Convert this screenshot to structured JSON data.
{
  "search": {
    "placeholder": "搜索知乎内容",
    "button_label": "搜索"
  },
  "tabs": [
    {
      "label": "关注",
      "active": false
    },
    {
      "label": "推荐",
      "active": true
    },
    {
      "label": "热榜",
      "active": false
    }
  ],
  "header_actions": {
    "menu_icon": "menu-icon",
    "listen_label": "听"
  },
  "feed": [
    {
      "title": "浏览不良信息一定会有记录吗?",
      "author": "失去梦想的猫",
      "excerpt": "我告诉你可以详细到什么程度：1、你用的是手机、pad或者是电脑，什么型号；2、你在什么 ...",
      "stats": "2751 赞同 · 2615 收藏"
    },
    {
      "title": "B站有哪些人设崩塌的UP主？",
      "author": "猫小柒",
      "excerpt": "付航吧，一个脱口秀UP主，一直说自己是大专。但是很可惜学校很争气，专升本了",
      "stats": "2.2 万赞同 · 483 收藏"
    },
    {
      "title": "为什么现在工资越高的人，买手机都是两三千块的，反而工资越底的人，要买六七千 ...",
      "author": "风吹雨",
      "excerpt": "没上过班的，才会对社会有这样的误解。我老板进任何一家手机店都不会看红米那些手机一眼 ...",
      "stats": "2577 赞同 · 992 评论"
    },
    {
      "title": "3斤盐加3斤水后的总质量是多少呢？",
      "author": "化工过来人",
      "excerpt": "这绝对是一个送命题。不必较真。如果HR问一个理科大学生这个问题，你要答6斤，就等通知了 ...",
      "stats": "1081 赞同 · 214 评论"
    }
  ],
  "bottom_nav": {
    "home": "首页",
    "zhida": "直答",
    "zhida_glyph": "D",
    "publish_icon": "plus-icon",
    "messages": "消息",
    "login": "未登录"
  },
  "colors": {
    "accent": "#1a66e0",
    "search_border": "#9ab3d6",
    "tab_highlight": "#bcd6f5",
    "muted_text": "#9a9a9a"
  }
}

====================

*DIRECTIONS FOR THIS TASK*. Restate each of the entries above verbatim.

*EXERCISE SOLUTION*.
Convert this screenshot to structured JSON data.
{
  "search": {
    "placeholder": "搜索知乎内容",
    "button_label": "搜索"
  },
  "tabs": [
    {
      "label": "关注",
      "active": false
    },
    {
      "label": "推荐",
      "active": true
    },
    {
      "label": "热榜",
      "active": false
    }
  ],
  "header_actions": {
    "menu_icon": "menu-icon",
    "listen_label": "听"
  },
  "feed": [
    {
      "title": "浏览不良信息一定会有记录吗?",
      "author": "失去梦想的猫",
      "excerpt": "我告诉你可以详细到什么程度：1、你用的是手机、pad或者是电脑，什么型号；2、你在什么 ...",
      "stats": "2751 赞同 · 2615 收藏"
    },
    {
      "title": "B站有哪些人设崩塌的UP主？",
      "author": "猫小柒",
      "excerpt": "付航吧，一个脱口秀UP主，一直说自己是大专。但是很可惜学校很争气，专升本了",
      "stats": "2.2 万赞同 · 483 收藏"
    },
    {
      "title": "为什么现在工资越高的人，买手机都是两三千块的，反而工资越底的人，要买六七千 ...",
      "author": "风吹雨",
      "excerpt": "没上过班的，才会对社会有这样的误解。我老板进任何一家手机店都不会看红米那些手机一眼 ...",
      "stats": "2577 赞同 · 992 评论"
    },
    {
      "title": "3斤盐加3斤水后的总质量是多少呢？",
      "author": "化工过来人",
      "excerpt": "这绝对是一个送命题。不必较真。如果HR问一个理科大学生这个问题，你要答6斤，就等通知了 ...",
      "stats": "1081 赞同 · 214 评论"
    }
  ],
  "bottom_nav": {
    "home": "首页",
    "zhida": "直答",
    "zhida_glyph": "D",
    "publish_icon": "plus-icon",
    "messages": "消息",
    "login": "未登录"
  },
  "colors": {
    "accent": "#1a66e0",
    "search_border": "#9ab3d6",
    "tab_highlight": "#bcd6f5",
    "muted_text": "#9a9a9a"
  }
}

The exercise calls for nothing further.